▶ **Bloco de texto**
>>>

|
Texto Anterior | Próximo Texto | Índice
COMENTÁRIO
Cultura precisa de projeto de medula e osso
RÉGIS BONVICINO
ESPECIAL PARA A FOLHA
Baseio-me, aqui, em conceitos
de Herbert Marcuse, que considero atuais. A relação entre os fins
culturais e os meios factuais são
raramente harmônicos. Esta tensão se exprime na distinção histórica entre cultura e civilização, segundo a qual "a cultura se relaciona com uma dimensão superior
de autonomia e da realização humana", enquanto a civilização
opera no reino da necessidade,
dentro do qual o homem não é
efetivamente ele mesmo, mas um
outro, um heterônimo a serviço.
Neste sentido, o papel da arte e
da cultura é o de explicitar esta
tensão e não o de reprimi-la. Há,
cada vez mais, tendência de supressão de tal distinção, que implica, na prática, em "renúncia
cultural". E a sociedade, assim,
"tende a tornar-se totalitária", no
dizer correto de Marcuse.
O apagamento das fronteiras
entre cultura e civilização e a instrumentalização daquela para o
mercado e para outros fins é um
dos projetos da civilização tecnológica (às vezes sob inflexões "sociais", como no caso do Brasil carente de hoje), que quer eliminar
os objetivos transcendentes da
cultura; e creio que caberia, então,
possivelmente ao Estado (dinheiro público) resgatá-los.
São, por isso, preocupantes certas declarações da Secretária da
Cultura de São Paulo, Cláudia
Costin. Ela afirmou, em seu discurso de posse, que "a possibilidade de tornar a política cultural
um instrumento de inclusão social é o que mais me encanta". E
depois complementou: "quero,
com o apoio dos funcionários,
ajudar a vencer a guerra contra o
tráfico....".

<<<

▶ **Dados fornecidos**
>>>

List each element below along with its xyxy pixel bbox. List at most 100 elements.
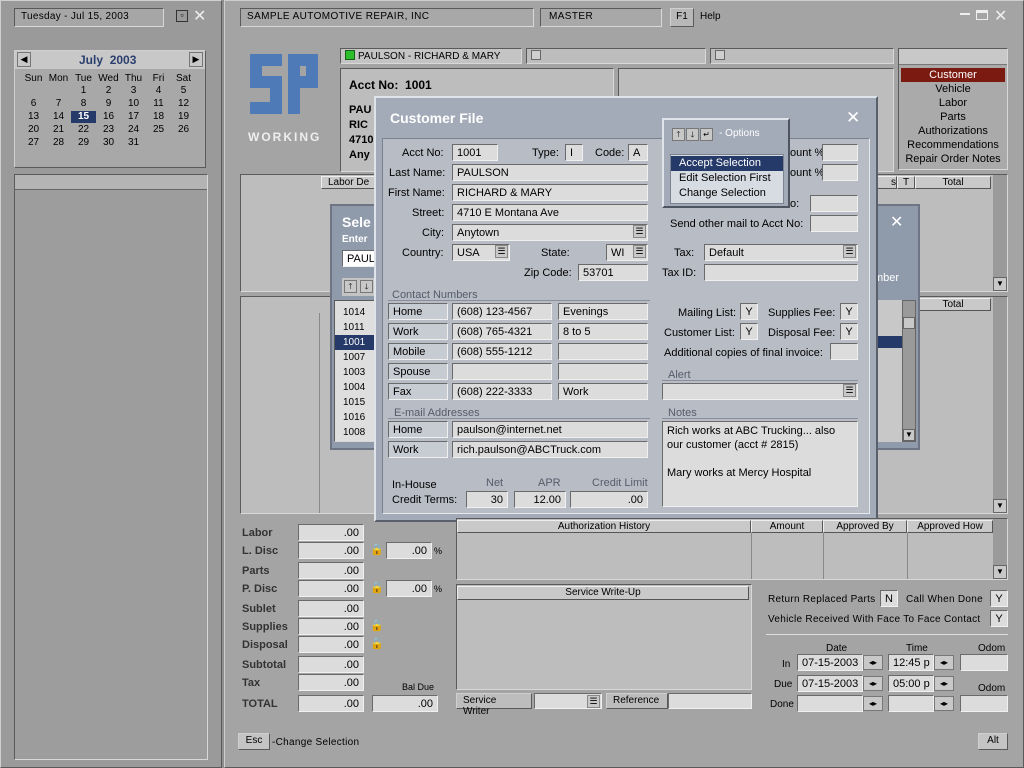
calendar-day[interactable]: 20 xyxy=(21,124,46,136)
customer-list-field[interactable]: Y xyxy=(740,323,758,340)
contact-note[interactable]: Evenings xyxy=(558,303,648,320)
odom-field[interactable] xyxy=(960,695,1008,712)
calendar-day[interactable]: 3 xyxy=(121,85,146,97)
contact-type[interactable]: Home xyxy=(388,303,448,320)
type-field[interactable]: I xyxy=(565,144,583,161)
select-close-icon[interactable]: ✕ xyxy=(890,212,903,232)
street-field[interactable]: 4710 E Montana Ave xyxy=(452,204,648,221)
record-menu-item[interactable]: Parts xyxy=(901,110,1005,124)
acct-field[interactable]: 1001 xyxy=(452,144,498,161)
calendar-day[interactable]: 13 xyxy=(21,111,46,123)
calendar-day[interactable]: 30 xyxy=(96,137,121,149)
select-list-item[interactable]: 1016 xyxy=(335,410,379,425)
total-row-value[interactable]: .00 xyxy=(298,524,364,541)
bal-due-value[interactable]: .00 xyxy=(372,695,438,712)
record-menu-item[interactable]: Recommendations xyxy=(901,138,1005,152)
city-field[interactable]: Anytown xyxy=(452,224,648,241)
close-icon[interactable]: ✕ xyxy=(193,6,206,26)
record-menu-item[interactable]: Repair Order Notes xyxy=(901,152,1005,166)
alert-field[interactable] xyxy=(662,383,858,400)
esc-button[interactable]: Esc xyxy=(238,733,270,750)
total-row-value[interactable]: .00 xyxy=(298,656,364,673)
main-close-icon[interactable]: ✕ xyxy=(994,6,1007,26)
order-tab[interactable] xyxy=(710,48,894,64)
state-field[interactable]: WI xyxy=(606,244,648,261)
taxid-field[interactable] xyxy=(704,264,858,281)
select-list-item[interactable]: 1008 xyxy=(335,425,379,440)
calendar-day[interactable]: 15 xyxy=(71,111,96,123)
face-field[interactable]: Y xyxy=(990,610,1008,627)
restore-icon[interactable]: ▫ xyxy=(176,10,188,22)
calendar-day[interactable]: 19 xyxy=(171,111,196,123)
select-list-item[interactable]: 1014 xyxy=(335,305,379,320)
calendar-day[interactable]: 1 xyxy=(71,85,96,97)
calendar-day[interactable]: 14 xyxy=(46,111,71,123)
call-done-field[interactable]: Y xyxy=(990,590,1008,607)
calendar-day[interactable]: 2 xyxy=(96,85,121,97)
writer-dropdown-icon[interactable]: ☰ xyxy=(587,695,600,708)
select-list-item[interactable]: 1001 xyxy=(335,335,379,350)
options-item[interactable]: Edit Selection First xyxy=(671,171,783,186)
calendar-day[interactable]: 28 xyxy=(46,137,71,149)
return-parts-field[interactable]: N xyxy=(880,590,898,607)
options-item[interactable]: Accept Selection xyxy=(671,156,783,171)
disposal-fee-field[interactable]: Y xyxy=(840,323,858,340)
copies-field[interactable] xyxy=(830,343,858,360)
parts-scrollbar[interactable]: ▼ xyxy=(993,297,1007,513)
scroll-thumb[interactable] xyxy=(903,317,915,329)
options-enter-icon[interactable]: ↵ xyxy=(700,128,713,141)
zip-field[interactable]: 53701 xyxy=(578,264,648,281)
calendar-day[interactable]: 10 xyxy=(121,98,146,110)
time-field[interactable]: 12:45 p xyxy=(888,654,934,671)
contact-number[interactable]: (608) 765-4321 xyxy=(452,323,552,340)
service-writer-field[interactable]: ☰ xyxy=(534,693,602,709)
auth-scroll-down-icon[interactable]: ▼ xyxy=(993,565,1007,579)
contact-type[interactable]: Work xyxy=(388,323,448,340)
calendar-day[interactable]: 5 xyxy=(171,85,196,97)
first-name-field[interactable]: RICHARD & MARY xyxy=(452,184,648,201)
customer-tab[interactable]: PAULSON - RICHARD & MARY xyxy=(340,48,522,64)
select-scroll-down-icon[interactable]: ▼ xyxy=(903,429,915,441)
total-row-value[interactable]: .00 xyxy=(298,618,364,635)
select-list-item[interactable]: 1003 xyxy=(335,365,379,380)
calendar-day[interactable]: 22 xyxy=(71,124,96,136)
alt-button[interactable]: Alt xyxy=(978,733,1008,750)
lock-icon[interactable]: 🔒 xyxy=(370,619,384,633)
calendar-day[interactable]: 29 xyxy=(71,137,96,149)
labor-disc-pct[interactable]: .00 xyxy=(386,542,432,559)
time-field[interactable]: 05:00 p xyxy=(888,675,934,692)
calendar-day[interactable]: 7 xyxy=(46,98,71,110)
calendar-day[interactable]: 27 xyxy=(21,137,46,149)
options-down-icon[interactable]: 🡓 xyxy=(686,128,699,141)
select-list-item[interactable]: 1007 xyxy=(335,350,379,365)
customer-file-close-icon[interactable]: ✕ xyxy=(846,108,860,128)
total-row-value[interactable]: .00 xyxy=(298,562,364,579)
options-item[interactable]: Change Selection xyxy=(671,186,783,201)
total-row-value[interactable]: .00 xyxy=(298,674,364,691)
total-row-value[interactable]: .00 xyxy=(298,636,364,653)
scroll-down-icon[interactable]: ▼ xyxy=(993,277,1007,291)
calendar-day[interactable]: 8 xyxy=(71,98,96,110)
contact-number[interactable] xyxy=(452,363,552,380)
calendar-day[interactable]: 9 xyxy=(96,98,121,110)
total-row-value[interactable]: .00 xyxy=(298,542,364,559)
f1-key[interactable]: F1 xyxy=(670,8,694,27)
calendar-day[interactable]: 26 xyxy=(171,124,196,136)
reference-field[interactable] xyxy=(668,693,752,709)
net-field[interactable]: 30 xyxy=(466,491,508,508)
time-field[interactable] xyxy=(888,695,934,712)
up-arrow-icon[interactable]: 🡑 xyxy=(344,280,357,293)
email-type[interactable]: Home xyxy=(388,421,448,438)
total-row-value[interactable]: .00 xyxy=(298,580,364,597)
contact-number[interactable]: (608) 222-3333 xyxy=(452,383,552,400)
select-list-item[interactable]: 1015 xyxy=(335,395,379,410)
email-type[interactable]: Work xyxy=(388,441,448,458)
contact-note[interactable] xyxy=(558,363,648,380)
record-menu-item[interactable]: Labor xyxy=(901,96,1005,110)
record-menu-item[interactable]: Customer xyxy=(901,68,1005,82)
lock-icon[interactable]: 🔒 xyxy=(370,637,384,651)
email-address[interactable]: rich.paulson@ABCTruck.com xyxy=(452,441,648,458)
contact-number[interactable]: (608) 555-1212 xyxy=(452,343,552,360)
date-field[interactable] xyxy=(797,695,863,712)
calendar-day[interactable]: 4 xyxy=(146,85,171,97)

<<<

▶ **Tarefa proposta 1**
Com base no comentário sobre cultura e civilização, explique por que as declarações de Cláudia Costin são consideradas preocupantes. Responda em uma a três frases.
▶ **Tarefa proposta 2**
Prossiga com o comentário sobre cultura e civilização a partir do ponto em que ele termina.

▶ **Resposta do exercício 1**
As declarações de Cláudia Costin preocupam porque apresentam a política cultural como instrumento de inclusão social e de ajuda na guerra contra o tráfico, colocando a cultura a serviço de outros fins. Segundo o comentário, o apagamento das fronteiras entre cultura e civilização e a instrumentalização da cultura são um projeto da civilização tecnológica, às vezes sob inflexões "sociais". Esse projeto quer eliminar os objetivos transcendentes da cultura, que caberia possivelmente ao Estado resgatar.

▶ **Resposta do exercício 2**
Aqui, com todo o respeito, se
tem um caso de, sob o amparo de
uma "causa nobre", consensual,
distorcer-se a função do Estado
na área da cultura. O narcotráfico
deve ser combatido pela Justiça,
por Secretários de Segurança e pela polícia (especialistas que podem trazer tranquilidade na
ação). Não faz parte dos fins
transcendentes da cultura o seu
combate, por mais doloroso que
isto soe. E nem mesmo a "inclusão social", tarefa de áreas operacionais de um governo. O que há,
com este traço de programa, é indicação de "exclusão cultural".
Espanta quando diz Costin que
"pretende adotar uma concepção
de política cultural integrada, em
que as diferentes áreas que a integram associam-se para compor
um todo orgânico, fugindo ao que
Edgar Morin chamou de fragmentação do saber e da vida". Aí
está o ponto central: o da eliminação de toda a distinção entre cultura e civilização, da repressão
desta tensão, desta feita, em nome
do Estado.
Outras assertivas da secretária
(que há pouco discutia liquidação
de contratos de empresas estrangeiras de energia com o coordenador da transição, e agora Ministro da Fazenda, Antonio Palocci)
também preocupam: como a de
transformar o Estado de São Paulo em "centro de produção de
"boa" literatura". Não acredito que
ela desconheça que SP é o lugar
onde se gestaram o modernismo,
o concretismo e o tropicalismo. O
Estado dirá então, a partir de agora, o que é boa e má literatura?
Causa apreensão igualmente
quando Costin elogia, a propósito
do incremento do Museu do Imigrante e da riqueza da miscigenação paulista, "a geléia geral de
nossa cultura". A expressão foi
cunhada por Décio Pignatari e
Torquato Neto para denunciar
justamente a ausência de projetos
consistentes e a amorfia da sociedade... Segundo Pignatari, a questão é que alguém deve fazer o "papel de medula e osso, na geléia geral brasileira".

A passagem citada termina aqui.